Written problem: Take all the material and copy it exactly.
————————
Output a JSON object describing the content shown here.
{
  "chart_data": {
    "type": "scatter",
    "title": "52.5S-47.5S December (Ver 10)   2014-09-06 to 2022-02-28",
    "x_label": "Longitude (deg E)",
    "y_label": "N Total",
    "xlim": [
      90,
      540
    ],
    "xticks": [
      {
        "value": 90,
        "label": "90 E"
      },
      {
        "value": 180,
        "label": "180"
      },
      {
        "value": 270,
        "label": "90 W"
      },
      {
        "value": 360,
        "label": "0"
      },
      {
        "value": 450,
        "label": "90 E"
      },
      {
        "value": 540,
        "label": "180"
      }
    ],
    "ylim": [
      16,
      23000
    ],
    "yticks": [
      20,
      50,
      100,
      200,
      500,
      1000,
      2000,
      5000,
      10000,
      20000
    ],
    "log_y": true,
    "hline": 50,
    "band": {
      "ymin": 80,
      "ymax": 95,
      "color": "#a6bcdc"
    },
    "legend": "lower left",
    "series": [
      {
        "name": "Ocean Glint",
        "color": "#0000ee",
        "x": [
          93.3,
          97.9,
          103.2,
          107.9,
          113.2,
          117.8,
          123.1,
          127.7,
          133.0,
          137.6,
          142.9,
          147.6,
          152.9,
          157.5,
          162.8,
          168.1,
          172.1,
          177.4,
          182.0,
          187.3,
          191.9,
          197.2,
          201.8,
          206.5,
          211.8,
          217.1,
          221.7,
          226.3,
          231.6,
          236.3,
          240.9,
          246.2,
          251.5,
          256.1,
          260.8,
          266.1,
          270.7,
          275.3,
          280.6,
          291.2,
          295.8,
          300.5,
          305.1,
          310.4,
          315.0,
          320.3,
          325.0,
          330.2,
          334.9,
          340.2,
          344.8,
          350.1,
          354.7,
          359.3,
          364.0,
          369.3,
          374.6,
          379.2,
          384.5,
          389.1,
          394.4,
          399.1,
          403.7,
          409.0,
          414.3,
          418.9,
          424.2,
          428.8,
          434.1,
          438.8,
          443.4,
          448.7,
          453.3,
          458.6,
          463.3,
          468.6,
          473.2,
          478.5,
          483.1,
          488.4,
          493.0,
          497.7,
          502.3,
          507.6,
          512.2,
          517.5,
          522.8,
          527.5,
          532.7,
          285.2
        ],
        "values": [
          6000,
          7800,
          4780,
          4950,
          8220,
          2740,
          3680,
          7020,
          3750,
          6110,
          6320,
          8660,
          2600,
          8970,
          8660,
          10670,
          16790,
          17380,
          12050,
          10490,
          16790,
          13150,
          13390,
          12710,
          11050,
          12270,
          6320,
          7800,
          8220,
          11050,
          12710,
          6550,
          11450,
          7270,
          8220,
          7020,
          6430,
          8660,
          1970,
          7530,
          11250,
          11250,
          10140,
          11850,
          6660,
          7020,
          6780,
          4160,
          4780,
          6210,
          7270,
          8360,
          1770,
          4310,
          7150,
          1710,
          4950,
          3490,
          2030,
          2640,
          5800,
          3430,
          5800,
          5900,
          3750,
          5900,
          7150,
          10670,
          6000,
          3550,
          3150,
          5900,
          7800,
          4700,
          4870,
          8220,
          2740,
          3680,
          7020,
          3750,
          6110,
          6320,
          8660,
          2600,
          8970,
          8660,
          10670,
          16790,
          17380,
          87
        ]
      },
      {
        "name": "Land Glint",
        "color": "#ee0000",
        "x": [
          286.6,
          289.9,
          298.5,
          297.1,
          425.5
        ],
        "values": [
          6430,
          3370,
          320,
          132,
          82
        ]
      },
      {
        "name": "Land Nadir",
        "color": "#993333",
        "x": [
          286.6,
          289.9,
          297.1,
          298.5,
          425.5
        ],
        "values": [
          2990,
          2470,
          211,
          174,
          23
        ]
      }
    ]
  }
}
————————
Answer for this exercise:
Output a JSON object describing the content shown here.
{
  "chart_data": {
    "type": "scatter",
    "title": "52.5S-47.5S December (Ver 10)   2014-09-06 to 2022-02-28",
    "x_label": "Longitude (deg E)",
    "y_label": "N Total",
    "xlim": [
      90,
      540
    ],
    "xticks": [
      {
        "value": 90,
        "label": "90 E"
      },
      {
        "value": 180,
        "label": "180"
      },
      {
        "value": 270,
        "label": "90 W"
      },
      {
        "value": 360,
        "label": "0"
      },
      {
        "value": 450,
        "label": "90 E"
      },
      {
        "value": 540,
        "label": "180"
      }
    ],
    "ylim": [
      16,
      23000
    ],
    "yticks": [
      20,
      50,
      100,
      200,
      500,
      1000,
      2000,
      5000,
      10000,
      20000
    ],
    "log_y": true,
    "hline": 50,
    "band": {
      "ymin": 80,
      "ymax": 95,
      "color": "#a6bcdc"
    },
    "legend": "lower left",
    "series": [
      {
        "name": "Ocean Glint",
        "color": "#0000ee",
        "x": [
          93.3,
          97.9,
          103.2,
          107.9,
          113.2,
          117.8,
          123.1,
          127.7,
          133.0,
          137.6,
          142.9,
          147.6,
          152.9,
          157.5,
          162.8,
          168.1,
          172.1,
          177.4,
          182.0,
          187.3,
          191.9,
          197.2,
          201.8,
          206.5,
          211.8,
          217.1,
          221.7,
          226.3,
          231.6,
          236.3,
          240.9,
          246.2,
          251.5,
          256.1,
          260.8,
          266.1,
          270.7,
          275.3,
          280.6,
          291.2,
          295.8,
          300.5,
          305.1,
          310.4,
          315.0,
          320.3,
          325.0,
          330.2,
          334.9,
          340.2,
          344.8,
          350.1,
          354.7,
          359.3,
          364.0,
          369.3,
          374.6,
          379.2,
          384.5,
          389.1,
          394.4,
          399.1,
          403.7,
          409.0,
          414.3,
          418.9,
          424.2,
          428.8,
          434.1,
          438.8,
          443.4,
          448.7,
          453.3,
          458.6,
          463.3,
          468.6,
          473.2,
          478.5,
          483.1,
          488.4,
          493.0,
          497.7,
          502.3,
          507.6,
          512.2,
          517.5,
          522.8,
          527.5,
          532.7,
          285.2
        ],
        "values": [
          6000,
          7800,
          4780,
          4950,
          8220,
          2740,
          3680,
          7020,
          3750,
          6110,
          6320,
          8660,
          2600,
          8970,
          8660,
          10670,
          16790,
          17380,
          12050,
          10490,
          16790,
          13150,
          13390,
          12710,
          11050,
          12270,
          6320,
          7800,
          8220,
          11050,
          12710,
          6550,
          11450,
          7270,
          8220,
          7020,
          6430,
          8660,
          1970,
          7530,
          11250,
          11250,
          10140,
          11850,
          6660,
          7020,
          6780,
          4160,
          4780,
          6210,
          7270,
          8360,
          1770,
          4310,
          7150,
          1710,
          4950,
          3490,
          2030,
          2640,
          5800,
          3430,
          5800,
          5900,
          3750,
          5900,
          7150,
          10670,
          6000,
          3550,
          3150,
          5900,
          7800,
          4700,
          4870,
          8220,
          2740,
          3680,
          7020,
          3750,
          6110,
          6320,
          8660,
          2600,
          8970,
          8660,
          10670,
          16790,
          17380,
          87
        ]
      },
      {
        "name": "Land Glint",
        "color": "#ee0000",
        "x": [
          286.6,
          289.9,
          298.5,
          297.1,
          425.5
        ],
        "values": [
          6430,
          3370,
          320,
          132,
          82
        ]
      },
      {
        "name": "Land Nadir",
        "color": "#993333",
        "x": [
          286.6,
          289.9,
          297.1,
          298.5,
          425.5
        ],
        "values": [
          2990,
          2470,
          211,
          174,
          23
        ]
      }
    ]
  }
}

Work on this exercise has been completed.